■ SHORT PROBLEM ■
Without the pictures, return each record as it appears.

- - -

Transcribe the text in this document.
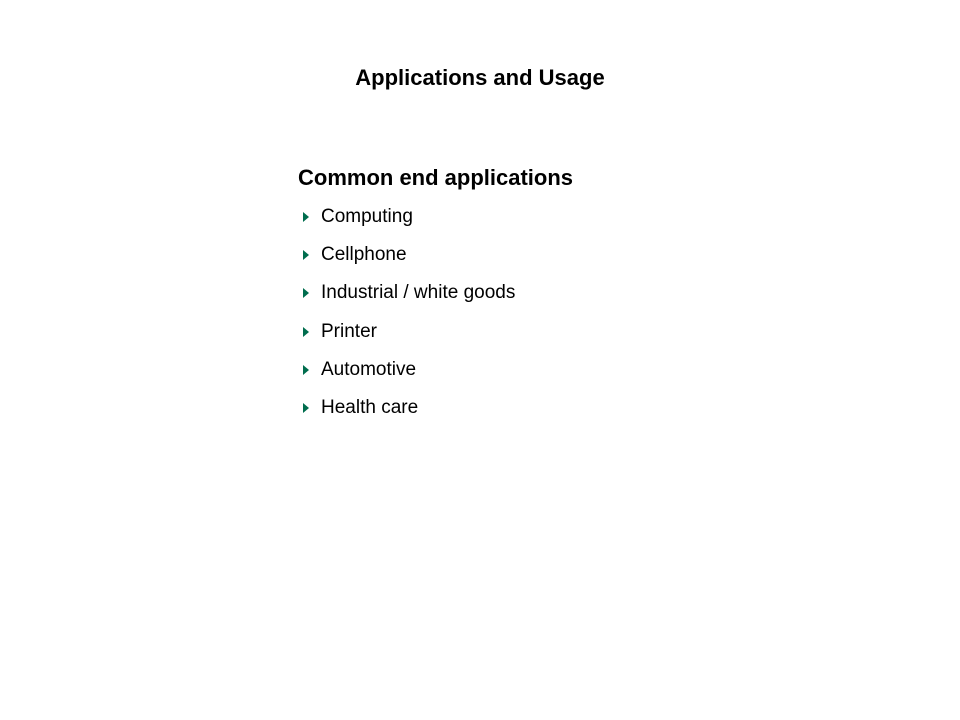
Applications and Usage
Common end applications
Computing
Cellphone
Industrial / white goods
Printer
Automotive
Health care
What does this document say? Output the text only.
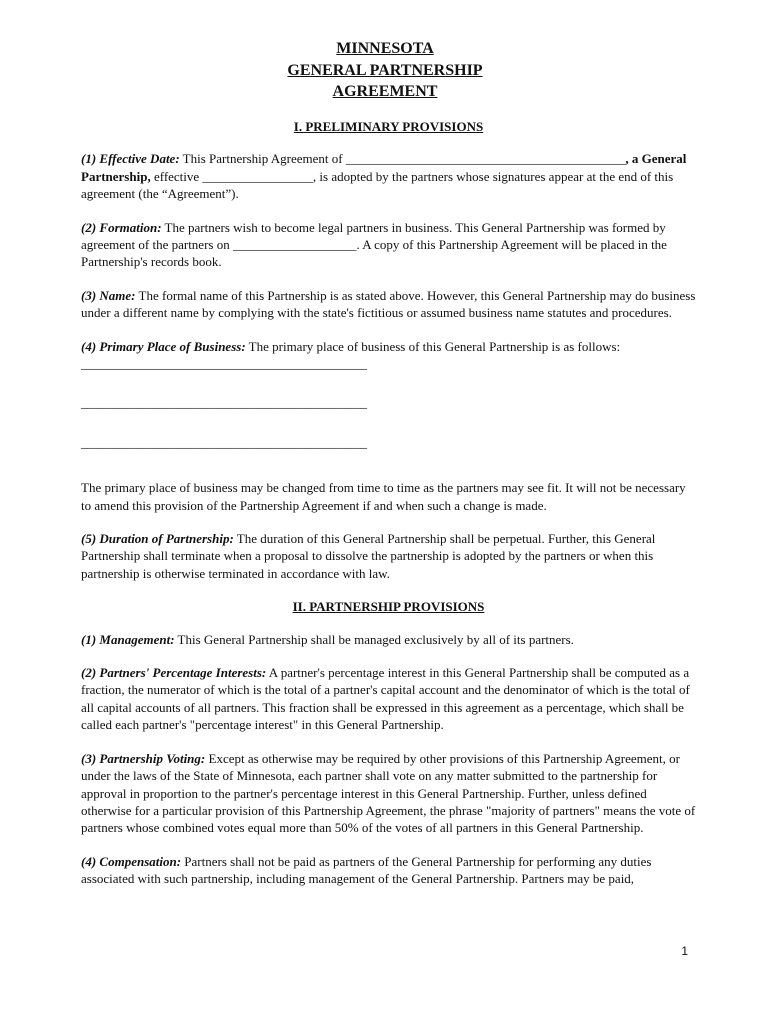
MINNESOTA
GENERAL PARTNERSHIP
AGREEMENT
I. PRELIMINARY PROVISIONS

(1) Effective Date: This Partnership Agreement of ___________________________________________, a General Partnership, effective _________________, is adopted by the partners whose signatures appear at the end of this agreement (the “Agreement”).

(2) Formation: The partners wish to become legal partners in business. This General Partnership was formed by agreement of the partners on ___________________. A copy of this Partnership Agreement will be placed in the Partnership's records book.

(3) Name: The formal name of this Partnership is as stated above. However, this General Partnership may do business under a different name by complying with the state's fictitious or assumed business name statutes and procedures.

(4) Primary Place of Business: The primary place of business of this General Partnership is as follows:

____________________________________________

____________________________________________

____________________________________________

The primary place of business may be changed from time to time as the partners may see fit. It will not be necessary to amend this provision of the Partnership Agreement if and when such a change is made.

(5) Duration of Partnership: The duration of this General Partnership shall be perpetual. Further, this General Partnership shall terminate when a proposal to dissolve the partnership is adopted by the partners or when this partnership is otherwise terminated in accordance with law.

II. PARTNERSHIP PROVISIONS

(1) Management: This General Partnership shall be managed exclusively by all of its partners.

(2) Partners' Percentage Interests: A partner's percentage interest in this General Partnership shall be computed as a fraction, the numerator of which is the total of a partner's capital account and the denominator of which is the total of all capital accounts of all partners. This fraction shall be expressed in this agreement as a percentage, which shall be called each partner's "percentage interest" in this General Partnership.

(3) Partnership Voting: Except as otherwise may be required by other provisions of this Partnership Agreement, or under the laws of the State of Minnesota, each partner shall vote on any matter submitted to the partnership for approval in proportion to the partner's percentage interest in this General Partnership. Further, unless defined otherwise for a particular provision of this Partnership Agreement, the phrase "majority of partners" means the vote of partners whose combined votes equal more than 50% of the votes of all partners in this General Partnership.

(4) Compensation: Partners shall not be paid as partners of the General Partnership for performing any duties associated with such partnership, including management of the General Partnership. Partners may be paid,

1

- - -

■ OUTPUT OF THE EXERCISE ■
Transcribe the text in this document.
Applications and Usage
Common end applications
Computing
Cellphone
Industrial / white goods
Printer
Automotive
Health care
What does this document say? Output the text only.
MINNESOTA
GENERAL PARTNERSHIP
AGREEMENT
I. PRELIMINARY PROVISIONS

(1) Effective Date: This Partnership Agreement of ___________________________________________, a General Partnership, effective _________________, is adopted by the partners whose signatures appear at the end of this agreement (the “Agreement”).

(2) Formation: The partners wish to become legal partners in business. This General Partnership was formed by agreement of the partners on ___________________. A copy of this Partnership Agreement will be placed in the Partnership's records book.

(3) Name: The formal name of this Partnership is as stated above. However, this General Partnership may do business under a different name by complying with the state's fictitious or assumed business name statutes and procedures.

(4) Primary Place of Business: The primary place of business of this General Partnership is as follows:

____________________________________________

____________________________________________

____________________________________________

The primary place of business may be changed from time to time as the partners may see fit. It will not be necessary to amend this provision of the Partnership Agreement if and when such a change is made.

(5) Duration of Partnership: The duration of this General Partnership shall be perpetual. Further, this General Partnership shall terminate when a proposal to dissolve the partnership is adopted by the partners or when this partnership is otherwise terminated in accordance with law.

II. PARTNERSHIP PROVISIONS

(1) Management: This General Partnership shall be managed exclusively by all of its partners.

(2) Partners' Percentage Interests: A partner's percentage interest in this General Partnership shall be computed as a fraction, the numerator of which is the total of a partner's capital account and the denominator of which is the total of all capital accounts of all partners. This fraction shall be expressed in this agreement as a percentage, which shall be called each partner's "percentage interest" in this General Partnership.

(3) Partnership Voting: Except as otherwise may be required by other provisions of this Partnership Agreement, or under the laws of the State of Minnesota, each partner shall vote on any matter submitted to the partnership for approval in proportion to the partner's percentage interest in this General Partnership. Further, unless defined otherwise for a particular provision of this Partnership Agreement, the phrase "majority of partners" means the vote of partners whose combined votes equal more than 50% of the votes of all partners in this General Partnership.

(4) Compensation: Partners shall not be paid as partners of the General Partnership for performing any duties associated with such partnership, including management of the General Partnership. Partners may be paid,

1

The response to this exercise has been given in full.